* **What to do**:
Only lines holding the word "density" should be copied from the material.

## start Material provided

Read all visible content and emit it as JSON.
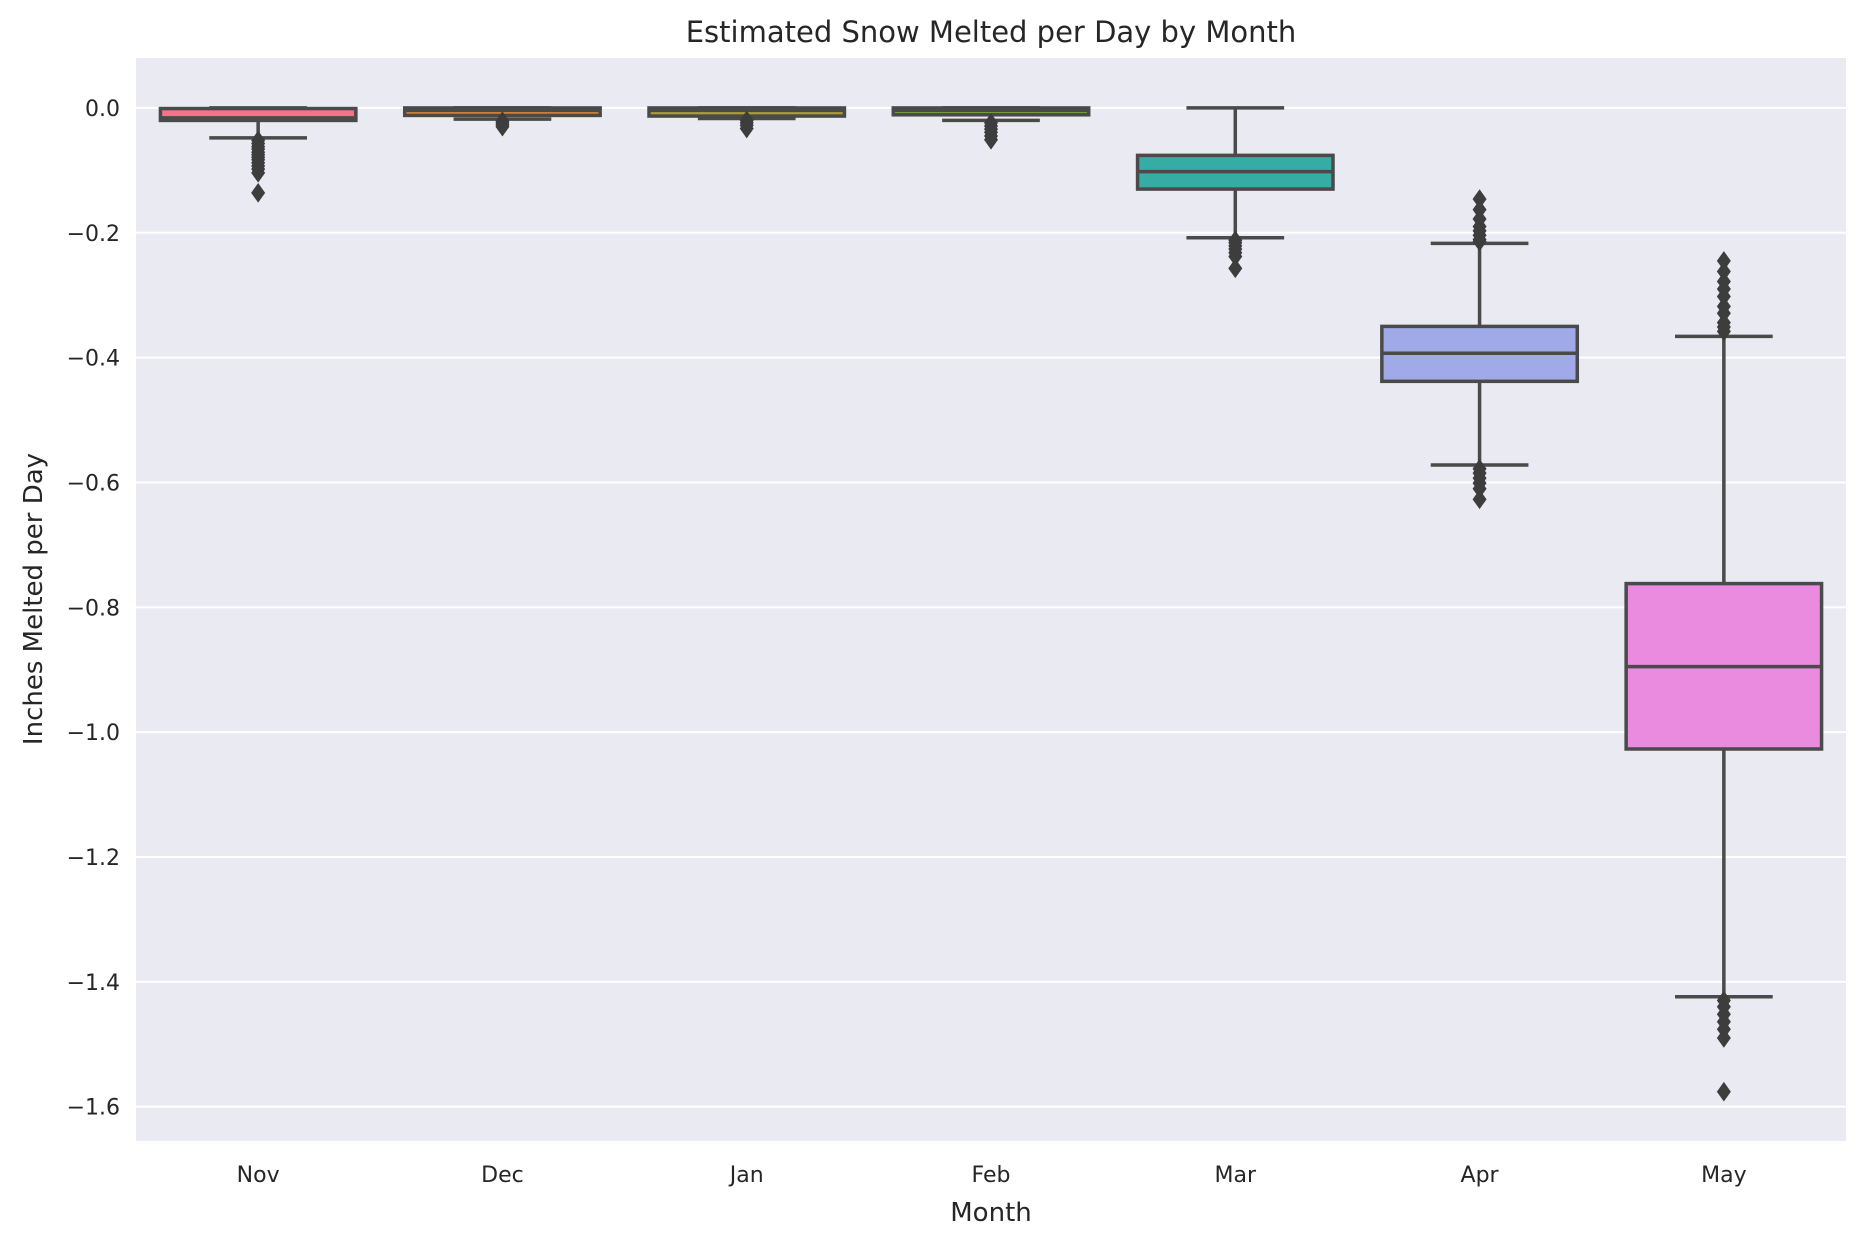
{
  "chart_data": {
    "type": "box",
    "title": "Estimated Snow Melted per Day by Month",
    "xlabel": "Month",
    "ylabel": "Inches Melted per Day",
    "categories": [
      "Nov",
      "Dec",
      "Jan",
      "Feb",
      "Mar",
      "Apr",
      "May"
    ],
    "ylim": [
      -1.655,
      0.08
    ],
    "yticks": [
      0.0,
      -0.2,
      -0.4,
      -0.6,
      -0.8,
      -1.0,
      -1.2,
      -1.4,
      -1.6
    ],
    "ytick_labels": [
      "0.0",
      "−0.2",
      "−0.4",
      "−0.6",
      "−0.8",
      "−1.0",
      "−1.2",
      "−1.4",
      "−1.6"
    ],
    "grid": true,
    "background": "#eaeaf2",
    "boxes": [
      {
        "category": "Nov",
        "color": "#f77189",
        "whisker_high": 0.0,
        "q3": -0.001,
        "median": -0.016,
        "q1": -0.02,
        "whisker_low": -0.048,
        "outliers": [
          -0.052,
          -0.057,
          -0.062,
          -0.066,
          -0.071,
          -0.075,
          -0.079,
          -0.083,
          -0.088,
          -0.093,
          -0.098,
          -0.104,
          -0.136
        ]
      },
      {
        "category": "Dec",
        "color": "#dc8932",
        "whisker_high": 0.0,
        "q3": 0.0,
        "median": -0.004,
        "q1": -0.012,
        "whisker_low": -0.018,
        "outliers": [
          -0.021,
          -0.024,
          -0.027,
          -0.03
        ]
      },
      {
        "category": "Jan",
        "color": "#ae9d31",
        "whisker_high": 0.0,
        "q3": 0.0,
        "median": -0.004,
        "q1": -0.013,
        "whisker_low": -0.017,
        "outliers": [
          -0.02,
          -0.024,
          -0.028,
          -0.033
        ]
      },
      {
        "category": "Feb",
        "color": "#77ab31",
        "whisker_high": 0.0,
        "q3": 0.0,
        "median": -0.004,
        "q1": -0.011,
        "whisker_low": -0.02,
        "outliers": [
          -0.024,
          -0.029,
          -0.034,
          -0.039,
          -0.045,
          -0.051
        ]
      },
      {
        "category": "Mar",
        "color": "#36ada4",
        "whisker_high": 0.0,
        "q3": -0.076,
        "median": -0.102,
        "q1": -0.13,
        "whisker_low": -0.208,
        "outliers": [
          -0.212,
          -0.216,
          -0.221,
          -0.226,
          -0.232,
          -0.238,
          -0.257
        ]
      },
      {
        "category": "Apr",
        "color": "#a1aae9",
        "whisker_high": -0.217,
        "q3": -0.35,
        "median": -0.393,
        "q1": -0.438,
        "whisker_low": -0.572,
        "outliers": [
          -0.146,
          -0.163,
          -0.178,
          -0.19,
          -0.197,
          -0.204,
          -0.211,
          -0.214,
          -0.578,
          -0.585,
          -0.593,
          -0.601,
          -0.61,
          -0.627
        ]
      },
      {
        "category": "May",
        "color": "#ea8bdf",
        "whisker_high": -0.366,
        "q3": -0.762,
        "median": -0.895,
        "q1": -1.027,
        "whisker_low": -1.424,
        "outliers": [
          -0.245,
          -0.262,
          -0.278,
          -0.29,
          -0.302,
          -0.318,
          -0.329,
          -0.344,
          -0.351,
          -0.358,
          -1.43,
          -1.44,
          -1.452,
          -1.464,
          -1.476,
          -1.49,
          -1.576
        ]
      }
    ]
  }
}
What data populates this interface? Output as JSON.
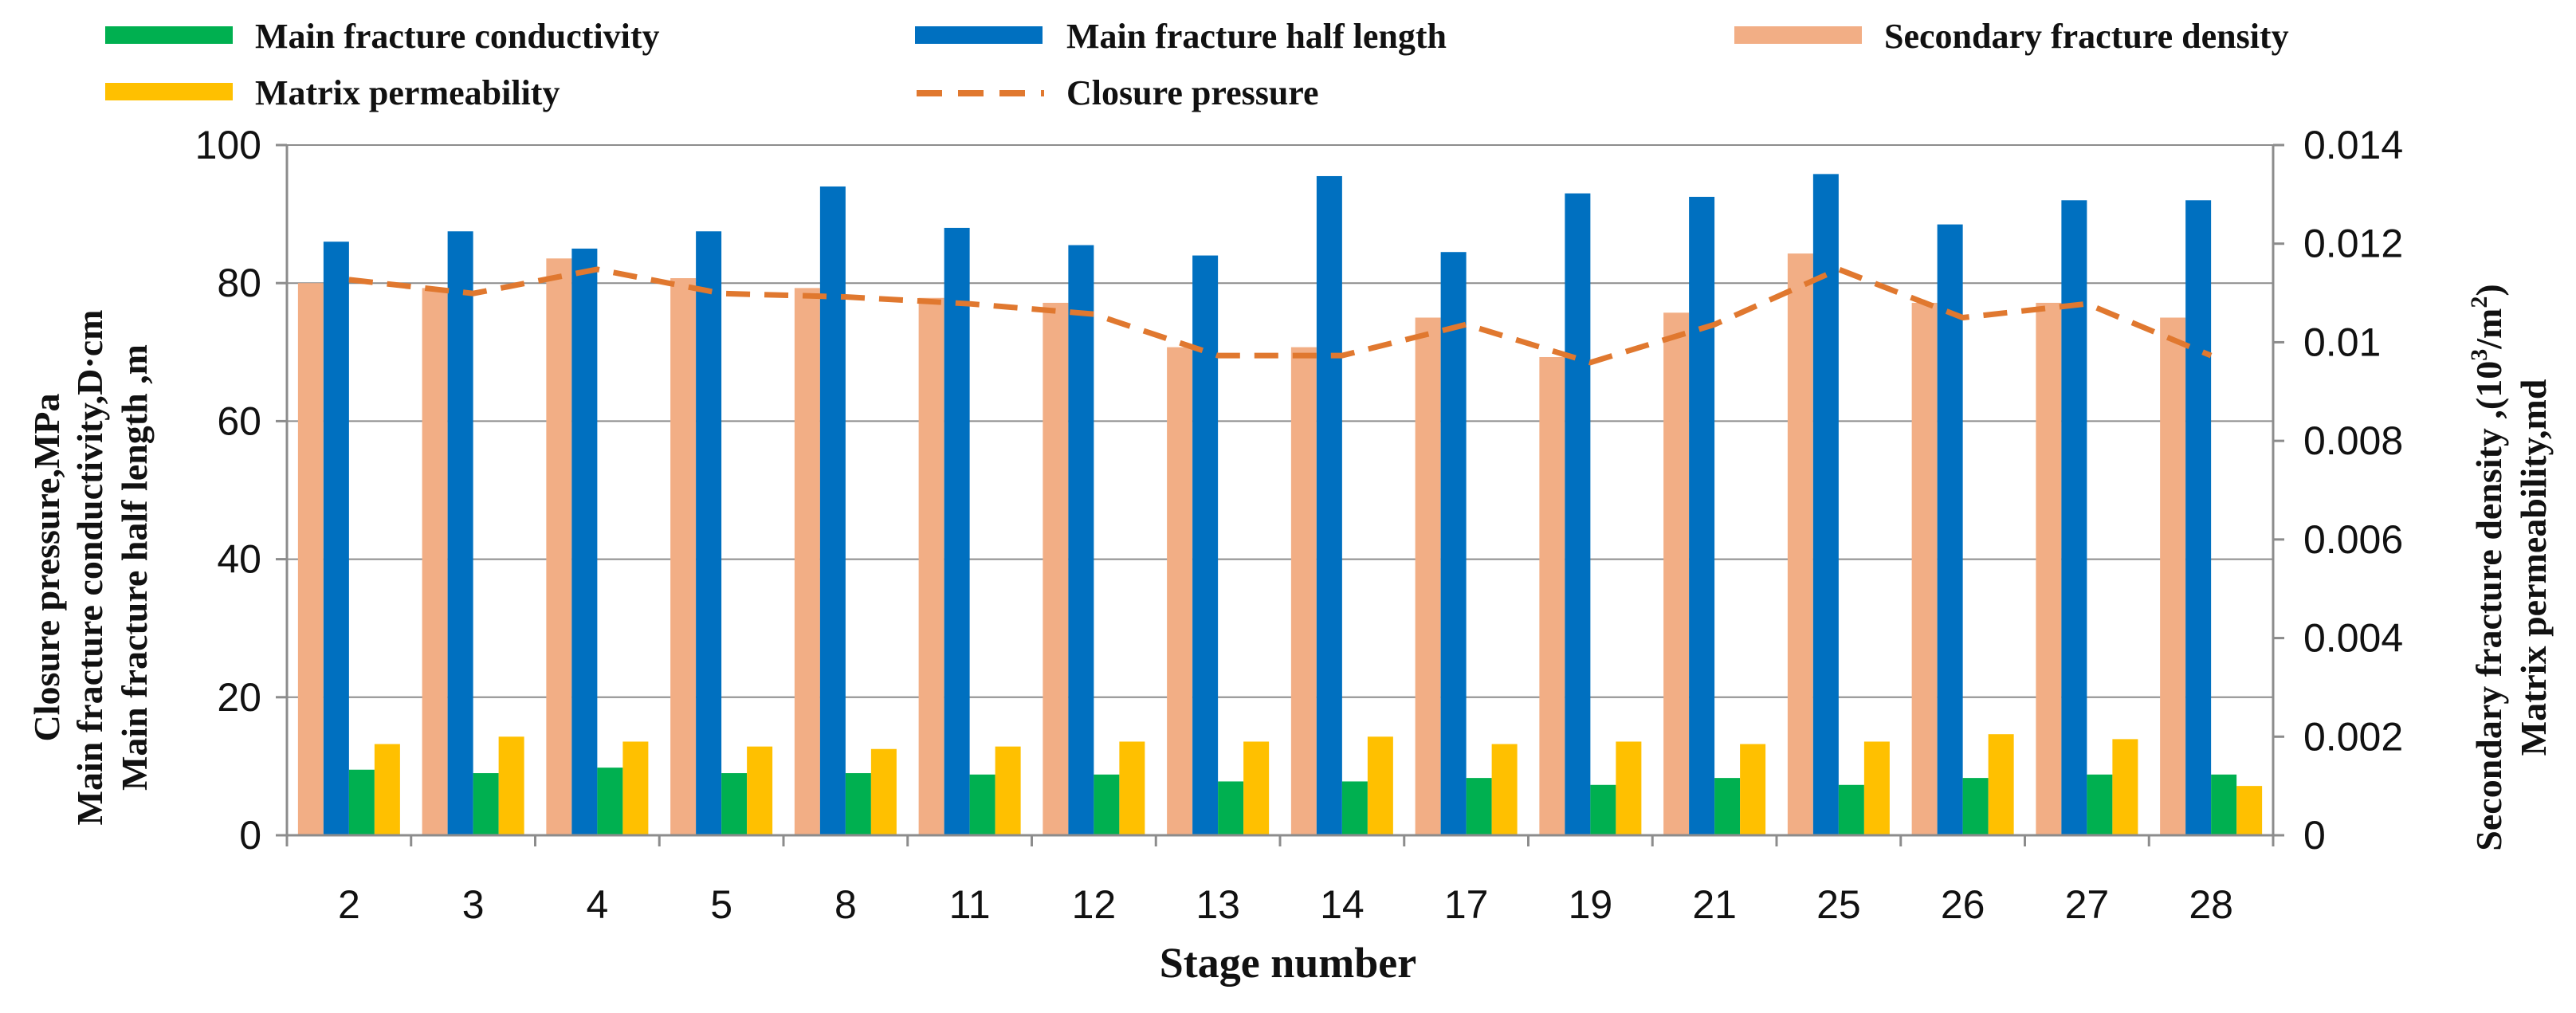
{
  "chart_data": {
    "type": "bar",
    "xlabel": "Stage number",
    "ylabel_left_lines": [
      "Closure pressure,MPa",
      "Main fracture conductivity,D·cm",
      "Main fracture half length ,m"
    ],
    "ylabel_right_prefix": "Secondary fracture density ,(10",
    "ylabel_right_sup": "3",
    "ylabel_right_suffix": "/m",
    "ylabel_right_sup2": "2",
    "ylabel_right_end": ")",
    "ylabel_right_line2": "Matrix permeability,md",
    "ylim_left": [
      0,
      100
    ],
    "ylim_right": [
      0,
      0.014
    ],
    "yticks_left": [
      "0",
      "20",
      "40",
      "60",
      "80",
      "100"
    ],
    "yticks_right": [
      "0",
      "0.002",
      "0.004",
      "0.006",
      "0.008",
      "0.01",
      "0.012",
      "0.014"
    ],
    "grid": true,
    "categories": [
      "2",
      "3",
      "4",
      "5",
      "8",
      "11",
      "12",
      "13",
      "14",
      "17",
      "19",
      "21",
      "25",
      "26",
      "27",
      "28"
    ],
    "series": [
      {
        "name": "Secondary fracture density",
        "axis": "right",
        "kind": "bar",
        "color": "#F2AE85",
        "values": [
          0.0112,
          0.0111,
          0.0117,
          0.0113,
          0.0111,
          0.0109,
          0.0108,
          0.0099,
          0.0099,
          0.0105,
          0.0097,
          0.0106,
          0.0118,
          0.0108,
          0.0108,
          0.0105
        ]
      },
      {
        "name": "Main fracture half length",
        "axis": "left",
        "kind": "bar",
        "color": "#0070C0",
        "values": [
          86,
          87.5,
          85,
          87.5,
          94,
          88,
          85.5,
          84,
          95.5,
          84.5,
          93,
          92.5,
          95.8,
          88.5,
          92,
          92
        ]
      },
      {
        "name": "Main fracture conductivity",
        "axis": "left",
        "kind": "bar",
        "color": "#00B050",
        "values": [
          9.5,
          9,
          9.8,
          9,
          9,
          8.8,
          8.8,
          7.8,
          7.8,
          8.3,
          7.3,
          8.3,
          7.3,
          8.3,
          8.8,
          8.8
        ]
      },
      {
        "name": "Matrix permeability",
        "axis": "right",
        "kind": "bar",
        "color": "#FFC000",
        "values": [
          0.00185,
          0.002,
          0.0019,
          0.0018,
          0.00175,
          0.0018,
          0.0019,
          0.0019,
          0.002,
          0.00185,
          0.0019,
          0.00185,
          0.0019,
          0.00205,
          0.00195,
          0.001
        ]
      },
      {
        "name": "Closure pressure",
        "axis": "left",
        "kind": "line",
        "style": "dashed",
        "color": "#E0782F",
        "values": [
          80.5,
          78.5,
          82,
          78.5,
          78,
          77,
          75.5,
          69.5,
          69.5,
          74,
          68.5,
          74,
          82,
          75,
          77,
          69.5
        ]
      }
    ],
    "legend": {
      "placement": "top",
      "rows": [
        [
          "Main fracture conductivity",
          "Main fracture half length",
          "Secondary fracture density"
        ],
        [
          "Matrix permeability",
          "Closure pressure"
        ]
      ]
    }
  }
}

## end Material provided
## start Material provided

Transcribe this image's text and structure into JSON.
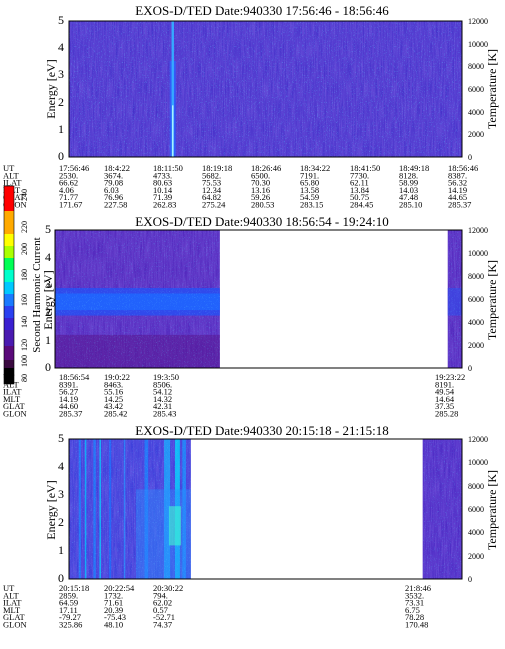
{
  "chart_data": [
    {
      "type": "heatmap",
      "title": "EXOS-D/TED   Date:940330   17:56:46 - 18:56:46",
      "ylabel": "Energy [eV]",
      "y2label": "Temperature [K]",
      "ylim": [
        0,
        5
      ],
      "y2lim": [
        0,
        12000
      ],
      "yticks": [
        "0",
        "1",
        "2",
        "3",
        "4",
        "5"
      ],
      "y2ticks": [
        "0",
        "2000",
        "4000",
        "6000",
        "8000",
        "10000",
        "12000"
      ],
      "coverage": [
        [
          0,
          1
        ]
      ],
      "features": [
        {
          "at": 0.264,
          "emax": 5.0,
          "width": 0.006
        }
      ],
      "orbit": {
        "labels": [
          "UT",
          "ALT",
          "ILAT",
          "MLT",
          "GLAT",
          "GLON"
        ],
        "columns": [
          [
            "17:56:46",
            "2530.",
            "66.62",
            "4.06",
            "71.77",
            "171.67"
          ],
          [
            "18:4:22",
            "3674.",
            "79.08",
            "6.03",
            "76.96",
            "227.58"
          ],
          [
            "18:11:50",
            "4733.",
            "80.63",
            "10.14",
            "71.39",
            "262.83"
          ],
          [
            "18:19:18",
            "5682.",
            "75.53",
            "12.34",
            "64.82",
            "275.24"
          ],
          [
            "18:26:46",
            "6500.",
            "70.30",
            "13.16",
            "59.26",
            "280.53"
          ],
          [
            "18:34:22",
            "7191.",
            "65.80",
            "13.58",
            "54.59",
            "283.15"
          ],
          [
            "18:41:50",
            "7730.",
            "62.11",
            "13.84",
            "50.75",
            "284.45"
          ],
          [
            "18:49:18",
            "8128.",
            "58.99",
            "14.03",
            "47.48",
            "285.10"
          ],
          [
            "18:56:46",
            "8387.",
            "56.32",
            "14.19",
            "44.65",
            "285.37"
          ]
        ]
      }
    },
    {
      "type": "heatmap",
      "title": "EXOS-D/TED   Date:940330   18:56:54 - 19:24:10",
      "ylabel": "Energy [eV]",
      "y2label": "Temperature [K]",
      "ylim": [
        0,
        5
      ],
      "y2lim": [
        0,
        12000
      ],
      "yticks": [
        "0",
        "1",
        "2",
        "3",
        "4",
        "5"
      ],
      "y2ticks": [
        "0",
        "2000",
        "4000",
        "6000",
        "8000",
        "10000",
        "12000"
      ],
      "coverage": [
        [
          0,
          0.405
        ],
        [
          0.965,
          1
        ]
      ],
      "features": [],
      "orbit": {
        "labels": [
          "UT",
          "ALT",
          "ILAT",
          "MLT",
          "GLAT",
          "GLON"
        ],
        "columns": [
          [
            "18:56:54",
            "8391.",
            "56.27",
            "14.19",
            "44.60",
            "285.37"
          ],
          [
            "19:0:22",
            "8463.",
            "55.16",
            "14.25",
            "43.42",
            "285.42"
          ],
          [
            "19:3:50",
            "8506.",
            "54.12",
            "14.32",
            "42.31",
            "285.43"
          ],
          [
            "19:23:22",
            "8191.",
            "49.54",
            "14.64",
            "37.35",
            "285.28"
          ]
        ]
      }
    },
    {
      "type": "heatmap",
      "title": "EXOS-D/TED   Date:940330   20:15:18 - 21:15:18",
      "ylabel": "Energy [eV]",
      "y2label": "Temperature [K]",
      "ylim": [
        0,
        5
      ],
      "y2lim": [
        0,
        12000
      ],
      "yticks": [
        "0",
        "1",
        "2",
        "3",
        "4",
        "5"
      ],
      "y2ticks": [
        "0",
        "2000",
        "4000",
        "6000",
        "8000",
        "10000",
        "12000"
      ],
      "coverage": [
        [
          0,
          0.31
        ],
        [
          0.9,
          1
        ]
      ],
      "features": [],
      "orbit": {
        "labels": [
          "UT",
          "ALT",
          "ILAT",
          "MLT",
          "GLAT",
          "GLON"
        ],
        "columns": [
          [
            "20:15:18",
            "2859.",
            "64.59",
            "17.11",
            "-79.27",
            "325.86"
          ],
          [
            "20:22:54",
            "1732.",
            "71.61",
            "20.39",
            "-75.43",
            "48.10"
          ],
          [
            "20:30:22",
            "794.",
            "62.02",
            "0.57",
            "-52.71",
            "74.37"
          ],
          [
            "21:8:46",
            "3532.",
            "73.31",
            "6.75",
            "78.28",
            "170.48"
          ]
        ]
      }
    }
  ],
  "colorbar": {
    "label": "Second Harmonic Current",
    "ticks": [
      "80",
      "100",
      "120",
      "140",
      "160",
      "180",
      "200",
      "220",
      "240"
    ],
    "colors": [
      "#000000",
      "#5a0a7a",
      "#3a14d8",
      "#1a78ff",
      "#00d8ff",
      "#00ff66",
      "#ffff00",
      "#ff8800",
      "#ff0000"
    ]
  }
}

## end Material provided
## start Material provided

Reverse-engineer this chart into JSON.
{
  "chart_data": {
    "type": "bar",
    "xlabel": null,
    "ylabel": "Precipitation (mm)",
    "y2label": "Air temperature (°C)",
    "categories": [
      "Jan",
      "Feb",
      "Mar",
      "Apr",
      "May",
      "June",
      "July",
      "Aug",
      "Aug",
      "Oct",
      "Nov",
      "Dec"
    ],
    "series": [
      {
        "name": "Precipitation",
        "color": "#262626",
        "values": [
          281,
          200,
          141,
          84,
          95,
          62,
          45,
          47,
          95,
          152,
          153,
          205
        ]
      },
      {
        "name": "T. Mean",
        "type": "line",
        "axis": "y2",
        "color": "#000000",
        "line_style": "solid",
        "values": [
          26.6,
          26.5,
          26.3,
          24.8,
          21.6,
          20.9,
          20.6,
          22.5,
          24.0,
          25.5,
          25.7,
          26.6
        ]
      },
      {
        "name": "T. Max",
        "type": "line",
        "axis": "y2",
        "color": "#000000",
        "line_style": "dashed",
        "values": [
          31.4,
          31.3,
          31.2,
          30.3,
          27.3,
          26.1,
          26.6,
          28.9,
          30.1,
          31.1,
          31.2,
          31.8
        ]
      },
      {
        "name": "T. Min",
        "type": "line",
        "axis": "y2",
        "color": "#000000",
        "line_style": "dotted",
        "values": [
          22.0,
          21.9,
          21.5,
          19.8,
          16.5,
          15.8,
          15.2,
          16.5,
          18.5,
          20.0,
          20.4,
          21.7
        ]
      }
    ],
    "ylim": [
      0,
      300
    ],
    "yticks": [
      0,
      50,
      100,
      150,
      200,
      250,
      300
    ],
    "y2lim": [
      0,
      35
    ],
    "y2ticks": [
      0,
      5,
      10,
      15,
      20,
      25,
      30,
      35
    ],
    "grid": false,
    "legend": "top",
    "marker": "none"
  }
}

## end Material provided

* **Full solution**:
    "ylabel_right_prefix": "Secondary fracture density ,(10",
        "name": "Secondary fracture density",
          "Secondary fracture density"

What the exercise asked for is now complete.